### Exercise brief
Each line that follows is to be retyped exactly.
─── Data shown ───
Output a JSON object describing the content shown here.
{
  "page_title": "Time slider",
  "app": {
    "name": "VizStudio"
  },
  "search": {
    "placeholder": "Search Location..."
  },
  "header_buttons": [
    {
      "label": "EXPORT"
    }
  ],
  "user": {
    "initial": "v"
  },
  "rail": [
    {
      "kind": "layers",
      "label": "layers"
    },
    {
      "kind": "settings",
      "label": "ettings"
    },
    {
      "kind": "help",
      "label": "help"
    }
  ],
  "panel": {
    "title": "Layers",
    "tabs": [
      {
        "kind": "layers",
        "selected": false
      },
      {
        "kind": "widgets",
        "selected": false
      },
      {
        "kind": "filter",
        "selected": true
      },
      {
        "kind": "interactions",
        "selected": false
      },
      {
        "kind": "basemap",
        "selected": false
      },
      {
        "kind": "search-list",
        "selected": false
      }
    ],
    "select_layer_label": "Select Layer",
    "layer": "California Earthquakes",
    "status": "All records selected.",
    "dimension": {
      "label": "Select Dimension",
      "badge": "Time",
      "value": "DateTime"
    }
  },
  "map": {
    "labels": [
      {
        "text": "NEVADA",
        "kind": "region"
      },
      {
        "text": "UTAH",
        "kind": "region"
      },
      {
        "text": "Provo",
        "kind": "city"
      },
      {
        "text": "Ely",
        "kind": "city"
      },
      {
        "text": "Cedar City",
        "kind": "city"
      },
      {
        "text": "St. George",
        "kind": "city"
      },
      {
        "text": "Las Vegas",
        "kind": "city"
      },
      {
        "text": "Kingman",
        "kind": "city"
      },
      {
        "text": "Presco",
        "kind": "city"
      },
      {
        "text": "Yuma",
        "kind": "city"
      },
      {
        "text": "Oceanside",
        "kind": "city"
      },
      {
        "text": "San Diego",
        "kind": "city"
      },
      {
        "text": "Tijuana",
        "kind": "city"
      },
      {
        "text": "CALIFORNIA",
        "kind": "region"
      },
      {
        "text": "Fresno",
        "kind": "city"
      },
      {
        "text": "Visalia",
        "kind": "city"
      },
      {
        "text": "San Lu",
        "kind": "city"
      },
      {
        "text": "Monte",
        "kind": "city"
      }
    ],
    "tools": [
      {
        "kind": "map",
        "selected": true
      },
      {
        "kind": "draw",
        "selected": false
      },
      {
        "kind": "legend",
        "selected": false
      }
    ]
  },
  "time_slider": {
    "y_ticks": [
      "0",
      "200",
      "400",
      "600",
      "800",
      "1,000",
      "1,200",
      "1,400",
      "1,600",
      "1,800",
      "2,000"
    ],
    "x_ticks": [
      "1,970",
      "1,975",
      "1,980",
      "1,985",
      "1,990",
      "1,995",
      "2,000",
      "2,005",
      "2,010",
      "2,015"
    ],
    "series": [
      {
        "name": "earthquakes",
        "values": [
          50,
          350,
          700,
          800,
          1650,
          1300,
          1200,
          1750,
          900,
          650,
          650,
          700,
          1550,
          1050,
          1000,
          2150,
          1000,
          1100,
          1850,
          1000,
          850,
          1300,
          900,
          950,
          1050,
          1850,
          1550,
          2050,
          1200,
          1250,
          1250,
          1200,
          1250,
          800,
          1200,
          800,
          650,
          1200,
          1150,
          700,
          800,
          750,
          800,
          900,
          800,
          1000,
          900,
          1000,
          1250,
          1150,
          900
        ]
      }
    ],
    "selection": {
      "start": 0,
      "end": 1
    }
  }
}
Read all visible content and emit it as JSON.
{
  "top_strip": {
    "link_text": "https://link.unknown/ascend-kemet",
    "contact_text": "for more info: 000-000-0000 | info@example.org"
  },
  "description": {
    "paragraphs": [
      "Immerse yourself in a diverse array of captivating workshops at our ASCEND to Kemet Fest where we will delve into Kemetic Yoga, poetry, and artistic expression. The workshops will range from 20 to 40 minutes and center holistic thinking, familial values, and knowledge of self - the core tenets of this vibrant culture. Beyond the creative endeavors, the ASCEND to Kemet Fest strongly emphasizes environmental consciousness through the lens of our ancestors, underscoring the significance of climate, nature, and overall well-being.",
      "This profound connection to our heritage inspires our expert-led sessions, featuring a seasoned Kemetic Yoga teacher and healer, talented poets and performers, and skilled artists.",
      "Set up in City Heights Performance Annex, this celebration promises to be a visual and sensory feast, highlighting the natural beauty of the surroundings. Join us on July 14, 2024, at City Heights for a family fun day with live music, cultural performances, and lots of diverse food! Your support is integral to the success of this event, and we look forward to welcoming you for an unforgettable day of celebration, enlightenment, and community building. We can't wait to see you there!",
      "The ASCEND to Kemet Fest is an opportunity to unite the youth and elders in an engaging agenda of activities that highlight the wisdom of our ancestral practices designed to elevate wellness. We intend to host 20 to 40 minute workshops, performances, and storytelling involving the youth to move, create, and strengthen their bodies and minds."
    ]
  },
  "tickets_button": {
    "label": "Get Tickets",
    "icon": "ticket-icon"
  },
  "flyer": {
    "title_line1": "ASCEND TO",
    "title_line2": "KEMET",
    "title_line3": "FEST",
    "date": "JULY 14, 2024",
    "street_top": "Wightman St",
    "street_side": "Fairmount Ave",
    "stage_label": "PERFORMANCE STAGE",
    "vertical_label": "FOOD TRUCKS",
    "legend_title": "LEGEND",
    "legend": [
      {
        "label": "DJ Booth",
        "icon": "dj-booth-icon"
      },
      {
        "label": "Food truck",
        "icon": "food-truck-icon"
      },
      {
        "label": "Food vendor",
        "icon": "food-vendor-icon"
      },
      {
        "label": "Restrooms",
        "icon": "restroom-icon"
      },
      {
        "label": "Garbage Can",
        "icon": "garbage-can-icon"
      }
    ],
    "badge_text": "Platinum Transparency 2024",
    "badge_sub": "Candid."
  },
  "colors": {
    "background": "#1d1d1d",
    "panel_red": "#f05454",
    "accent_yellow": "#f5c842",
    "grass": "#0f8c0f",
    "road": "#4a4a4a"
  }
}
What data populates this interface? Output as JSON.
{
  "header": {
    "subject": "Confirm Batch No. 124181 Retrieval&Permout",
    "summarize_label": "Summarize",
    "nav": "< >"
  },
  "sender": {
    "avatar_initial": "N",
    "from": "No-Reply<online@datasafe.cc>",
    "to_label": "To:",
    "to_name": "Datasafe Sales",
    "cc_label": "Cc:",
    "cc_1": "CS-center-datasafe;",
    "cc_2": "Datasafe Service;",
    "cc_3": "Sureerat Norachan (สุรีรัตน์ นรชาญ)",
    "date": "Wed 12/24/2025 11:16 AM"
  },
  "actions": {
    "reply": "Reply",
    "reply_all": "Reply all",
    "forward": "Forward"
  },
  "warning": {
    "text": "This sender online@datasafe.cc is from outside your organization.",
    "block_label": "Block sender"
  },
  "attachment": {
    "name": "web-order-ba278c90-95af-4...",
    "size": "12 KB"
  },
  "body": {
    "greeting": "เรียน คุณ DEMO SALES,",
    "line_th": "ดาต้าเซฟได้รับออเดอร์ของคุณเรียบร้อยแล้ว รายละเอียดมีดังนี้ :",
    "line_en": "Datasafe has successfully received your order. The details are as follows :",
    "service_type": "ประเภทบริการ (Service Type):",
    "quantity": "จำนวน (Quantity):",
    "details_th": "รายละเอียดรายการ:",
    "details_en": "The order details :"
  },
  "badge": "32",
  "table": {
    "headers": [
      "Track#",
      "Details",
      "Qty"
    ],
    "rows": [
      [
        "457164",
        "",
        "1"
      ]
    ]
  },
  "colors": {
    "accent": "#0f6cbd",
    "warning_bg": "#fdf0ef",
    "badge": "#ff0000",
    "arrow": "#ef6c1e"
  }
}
───
### Response for this exercise
Output a JSON object describing the content shown here.
{
  "page_title": "Time slider",
  "app": {
    "name": "VizStudio"
  },
  "search": {
    "placeholder": "Search Location..."
  },
  "header_buttons": [
    {
      "label": "EXPORT"
    }
  ],
  "user": {
    "initial": "v"
  },
  "rail": [
    {
      "kind": "layers",
      "label": "layers"
    },
    {
      "kind": "settings",
      "label": "ettings"
    },
    {
      "kind": "help",
      "label": "help"
    }
  ],
  "panel": {
    "title": "Layers",
    "tabs": [
      {
        "kind": "layers",
        "selected": false
      },
      {
        "kind": "widgets",
        "selected": false
      },
      {
        "kind": "filter",
        "selected": true
      },
      {
        "kind": "interactions",
        "selected": false
      },
      {
        "kind": "basemap",
        "selected": false
      },
      {
        "kind": "search-list",
        "selected": false
      }
    ],
    "select_layer_label": "Select Layer",
    "layer": "California Earthquakes",
    "status": "All records selected.",
    "dimension": {
      "label": "Select Dimension",
      "badge": "Time",
      "value": "DateTime"
    }
  },
  "map": {
    "labels": [
      {
        "text": "NEVADA",
        "kind": "region"
      },
      {
        "text": "UTAH",
        "kind": "region"
      },
      {
        "text": "Provo",
        "kind": "city"
      },
      {
        "text": "Ely",
        "kind": "city"
      },
      {
        "text": "Cedar City",
        "kind": "city"
      },
      {
        "text": "St. George",
        "kind": "city"
      },
      {
        "text": "Las Vegas",
        "kind": "city"
      },
      {
        "text": "Kingman",
        "kind": "city"
      },
      {
        "text": "Presco",
        "kind": "city"
      },
      {
        "text": "Yuma",
        "kind": "city"
      },
      {
        "text": "Oceanside",
        "kind": "city"
      },
      {
        "text": "San Diego",
        "kind": "city"
      },
      {
        "text": "Tijuana",
        "kind": "city"
      },
      {
        "text": "CALIFORNIA",
        "kind": "region"
      },
      {
        "text": "Fresno",
        "kind": "city"
      },
      {
        "text": "Visalia",
        "kind": "city"
      },
      {
        "text": "San Lu",
        "kind": "city"
      },
      {
        "text": "Monte",
        "kind": "city"
      }
    ],
    "tools": [
      {
        "kind": "map",
        "selected": true
      },
      {
        "kind": "draw",
        "selected": false
      },
      {
        "kind": "legend",
        "selected": false
      }
    ]
  },
  "time_slider": {
    "y_ticks": [
      "0",
      "200",
      "400",
      "600",
      "800",
      "1,000",
      "1,200",
      "1,400",
      "1,600",
      "1,800",
      "2,000"
    ],
    "x_ticks": [
      "1,970",
      "1,975",
      "1,980",
      "1,985",
      "1,990",
      "1,995",
      "2,000",
      "2,005",
      "2,010",
      "2,015"
    ],
    "series": [
      {
        "name": "earthquakes",
        "values": [
          50,
          350,
          700,
          800,
          1650,
          1300,
          1200,
          1750,
          900,
          650,
          650,
          700,
          1550,
          1050,
          1000,
          2150,
          1000,
          1100,
          1850,
          1000,
          850,
          1300,
          900,
          950,
          1050,
          1850,
          1550,
          2050,
          1200,
          1250,
          1250,
          1200,
          1250,
          800,
          1200,
          800,
          650,
          1200,
          1150,
          700,
          800,
          750,
          800,
          900,
          800,
          1000,
          900,
          1000,
          1250,
          1150,
          900
        ]
      }
    ],
    "selection": {
      "start": 0,
      "end": 1
    }
  }
}
Read all visible content and emit it as JSON.
{
  "top_strip": {
    "link_text": "https://link.unknown/ascend-kemet",
    "contact_text": "for more info: 000-000-0000 | info@example.org"
  },
  "description": {
    "paragraphs": [
      "Immerse yourself in a diverse array of captivating workshops at our ASCEND to Kemet Fest where we will delve into Kemetic Yoga, poetry, and artistic expression. The workshops will range from 20 to 40 minutes and center holistic thinking, familial values, and knowledge of self - the core tenets of this vibrant culture. Beyond the creative endeavors, the ASCEND to Kemet Fest strongly emphasizes environmental consciousness through the lens of our ancestors, underscoring the significance of climate, nature, and overall well-being.",
      "This profound connection to our heritage inspires our expert-led sessions, featuring a seasoned Kemetic Yoga teacher and healer, talented poets and performers, and skilled artists.",
      "Set up in City Heights Performance Annex, this celebration promises to be a visual and sensory feast, highlighting the natural beauty of the surroundings. Join us on July 14, 2024, at City Heights for a family fun day with live music, cultural performances, and lots of diverse food! Your support is integral to the success of this event, and we look forward to welcoming you for an unforgettable day of celebration, enlightenment, and community building. We can't wait to see you there!",
      "The ASCEND to Kemet Fest is an opportunity to unite the youth and elders in an engaging agenda of activities that highlight the wisdom of our ancestral practices designed to elevate wellness. We intend to host 20 to 40 minute workshops, performances, and storytelling involving the youth to move, create, and strengthen their bodies and minds."
    ]
  },
  "tickets_button": {
    "label": "Get Tickets",
    "icon": "ticket-icon"
  },
  "flyer": {
    "title_line1": "ASCEND TO",
    "title_line2": "KEMET",
    "title_line3": "FEST",
    "date": "JULY 14, 2024",
    "street_top": "Wightman St",
    "street_side": "Fairmount Ave",
    "stage_label": "PERFORMANCE STAGE",
    "vertical_label": "FOOD TRUCKS",
    "legend_title": "LEGEND",
    "legend": [
      {
        "label": "DJ Booth",
        "icon": "dj-booth-icon"
      },
      {
        "label": "Food truck",
        "icon": "food-truck-icon"
      },
      {
        "label": "Food vendor",
        "icon": "food-vendor-icon"
      },
      {
        "label": "Restrooms",
        "icon": "restroom-icon"
      },
      {
        "label": "Garbage Can",
        "icon": "garbage-can-icon"
      }
    ],
    "badge_text": "Platinum Transparency 2024",
    "badge_sub": "Candid."
  },
  "colors": {
    "background": "#1d1d1d",
    "panel_red": "#f05454",
    "accent_yellow": "#f5c842",
    "grass": "#0f8c0f",
    "road": "#4a4a4a"
  }
}
What data populates this interface? Output as JSON.
{
  "header": {
    "subject": "Confirm Batch No. 124181 Retrieval&Permout",
    "summarize_label": "Summarize",
    "nav": "< >"
  },
  "sender": {
    "avatar_initial": "N",
    "from": "No-Reply<online@datasafe.cc>",
    "to_label": "To:",
    "to_name": "Datasafe Sales",
    "cc_label": "Cc:",
    "cc_1": "CS-center-datasafe;",
    "cc_2": "Datasafe Service;",
    "cc_3": "Sureerat Norachan (สุรีรัตน์ นรชาญ)",
    "date": "Wed 12/24/2025 11:16 AM"
  },
  "actions": {
    "reply": "Reply",
    "reply_all": "Reply all",
    "forward": "Forward"
  },
  "warning": {
    "text": "This sender online@datasafe.cc is from outside your organization.",
    "block_label": "Block sender"
  },
  "attachment": {
    "name": "web-order-ba278c90-95af-4...",
    "size": "12 KB"
  },
  "body": {
    "greeting": "เรียน คุณ DEMO SALES,",
    "line_th": "ดาต้าเซฟได้รับออเดอร์ของคุณเรียบร้อยแล้ว รายละเอียดมีดังนี้ :",
    "line_en": "Datasafe has successfully received your order. The details are as follows :",
    "service_type": "ประเภทบริการ (Service Type):",
    "quantity": "จำนวน (Quantity):",
    "details_th": "รายละเอียดรายการ:",
    "details_en": "The order details :"
  },
  "badge": "32",
  "table": {
    "headers": [
      "Track#",
      "Details",
      "Qty"
    ],
    "rows": [
      [
        "457164",
        "",
        "1"
      ]
    ]
  },
  "colors": {
    "accent": "#0f6cbd",
    "warning_bg": "#fdf0ef",
    "badge": "#ff0000",
    "arrow": "#ef6c1e"
  }
}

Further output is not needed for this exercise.